_WHAT YOU HAVE TO DO:_
Write out the entries below once more, exactly, with the pictures left out.

==== LISTED ENTRIES

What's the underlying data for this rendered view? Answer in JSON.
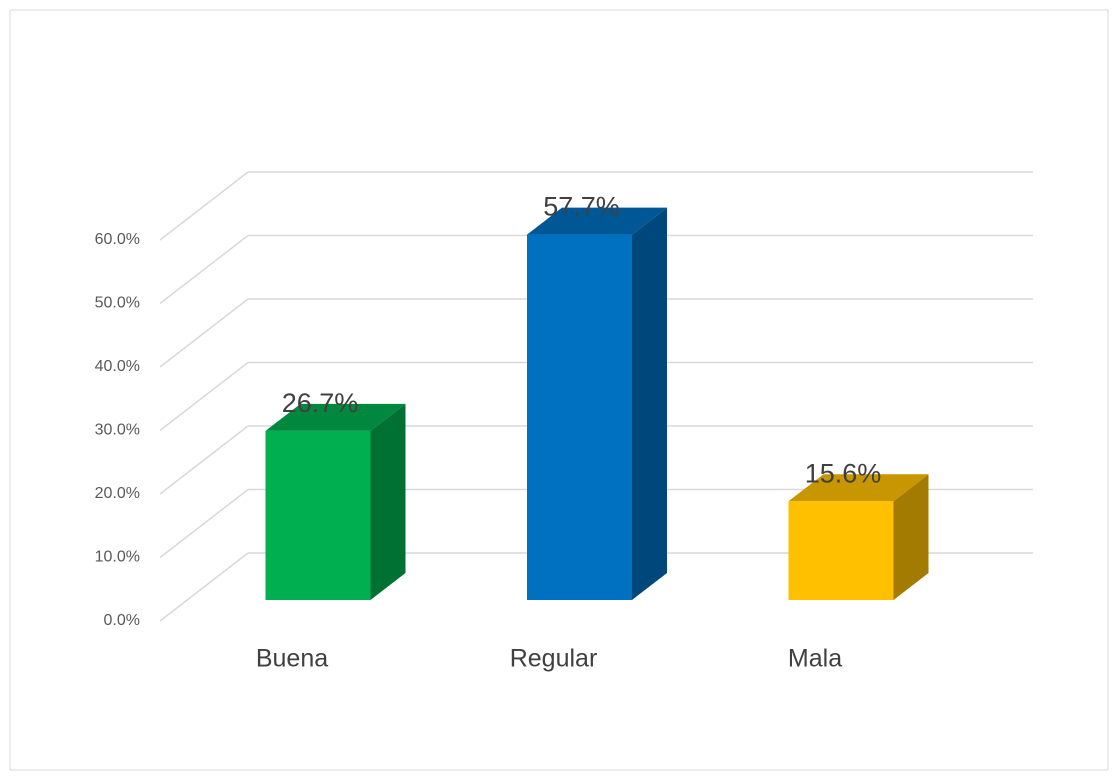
{
  "chart_data": {
    "type": "bar3d",
    "categories": [
      "Buena",
      "Regular",
      "Mala"
    ],
    "values": [
      26.7,
      57.7,
      15.6
    ],
    "value_labels": [
      "26.7%",
      "57.7%",
      "15.6%"
    ],
    "colors": [
      "#00b050",
      "#0070c0",
      "#ffc000"
    ],
    "ylim": [
      0,
      60
    ],
    "yticks": [
      {
        "value": 0,
        "label": "0.0%"
      },
      {
        "value": 10,
        "label": "10.0%"
      },
      {
        "value": 20,
        "label": "20.0%"
      },
      {
        "value": 30,
        "label": "30.0%"
      },
      {
        "value": 40,
        "label": "40.0%"
      },
      {
        "value": 50,
        "label": "50.0%"
      },
      {
        "value": 60,
        "label": "60.0%"
      }
    ],
    "grid": true
  }
}
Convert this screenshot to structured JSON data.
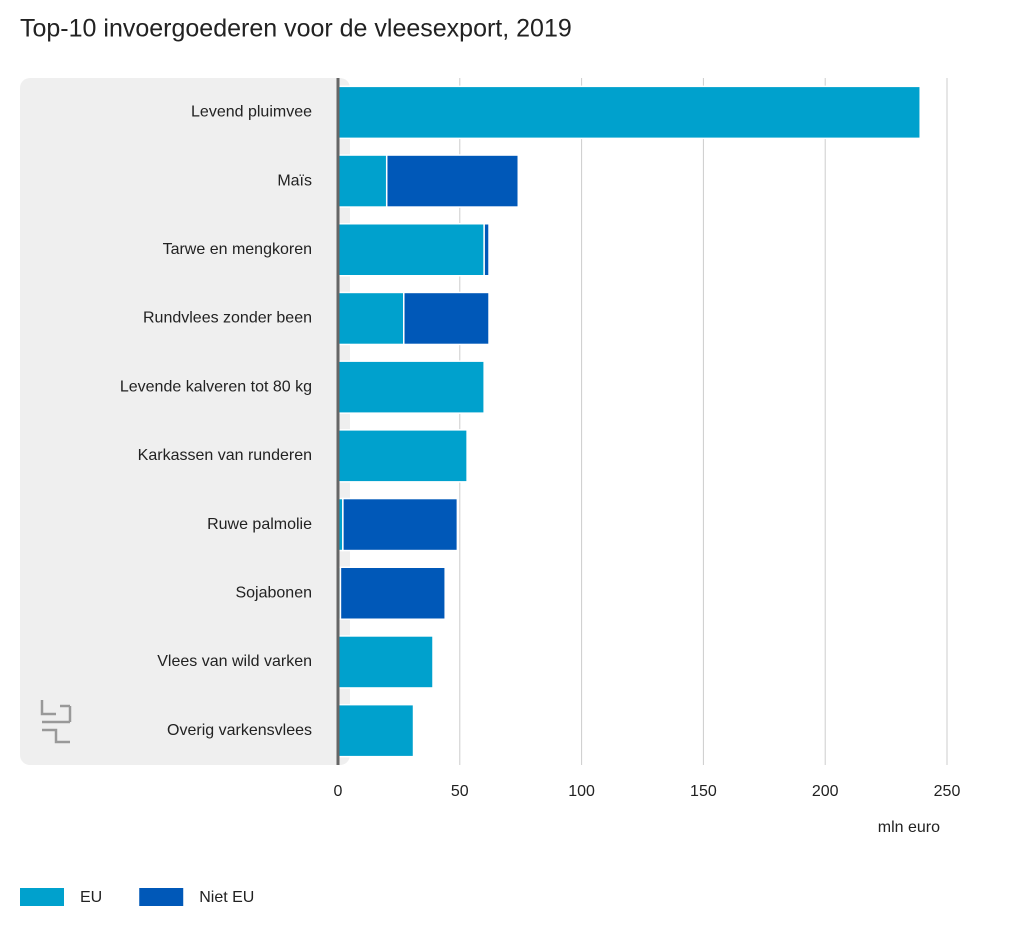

========

_OUTPUT FOR THIS TASK:_
What's the underlying data for this rendered view? Answer in JSON.
{
  "chart_data": {
    "type": "bar3d",
    "categories": [
      "Buena",
      "Regular",
      "Mala"
    ],
    "values": [
      26.7,
      57.7,
      15.6
    ],
    "value_labels": [
      "26.7%",
      "57.7%",
      "15.6%"
    ],
    "colors": [
      "#00b050",
      "#0070c0",
      "#ffc000"
    ],
    "ylim": [
      0,
      60
    ],
    "yticks": [
      {
        "value": 0,
        "label": "0.0%"
      },
      {
        "value": 10,
        "label": "10.0%"
      },
      {
        "value": 20,
        "label": "20.0%"
      },
      {
        "value": 30,
        "label": "30.0%"
      },
      {
        "value": 40,
        "label": "40.0%"
      },
      {
        "value": 50,
        "label": "50.0%"
      },
      {
        "value": 60,
        "label": "60.0%"
      }
    ],
    "grid": true
  }
}
Convert this screenshot to structured JSON data.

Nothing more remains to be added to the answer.